(Data listing)
◇ ◇ ◇
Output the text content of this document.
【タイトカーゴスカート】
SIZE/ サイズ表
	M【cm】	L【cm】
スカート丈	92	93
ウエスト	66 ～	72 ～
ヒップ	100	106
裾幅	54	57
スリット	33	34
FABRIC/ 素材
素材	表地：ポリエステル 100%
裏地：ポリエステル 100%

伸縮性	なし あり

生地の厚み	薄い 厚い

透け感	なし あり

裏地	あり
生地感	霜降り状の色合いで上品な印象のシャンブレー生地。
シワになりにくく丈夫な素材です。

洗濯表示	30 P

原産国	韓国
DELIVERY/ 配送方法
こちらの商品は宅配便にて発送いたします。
◇ ◇ ◇
# TASK TO COMPLETE
Take the data above and return it exactly.

# WORKED ANSWER
Output the text content of this document.
【タイトカーゴスカート】
SIZE/ サイズ表
	M【cm】	L【cm】
スカート丈	92	93
ウエスト	66 ～	72 ～
ヒップ	100	106
裾幅	54	57
スリット	33	34
FABRIC/ 素材
素材	表地：ポリエステル 100%
裏地：ポリエステル 100%

伸縮性	なし あり

生地の厚み	薄い 厚い

透け感	なし あり

裏地	あり
生地感	霜降り状の色合いで上品な印象のシャンブレー生地。
シワになりにくく丈夫な素材です。

洗濯表示	30 P

原産国	韓国
DELIVERY/ 配送方法
こちらの商品は宅配便にて発送いたします。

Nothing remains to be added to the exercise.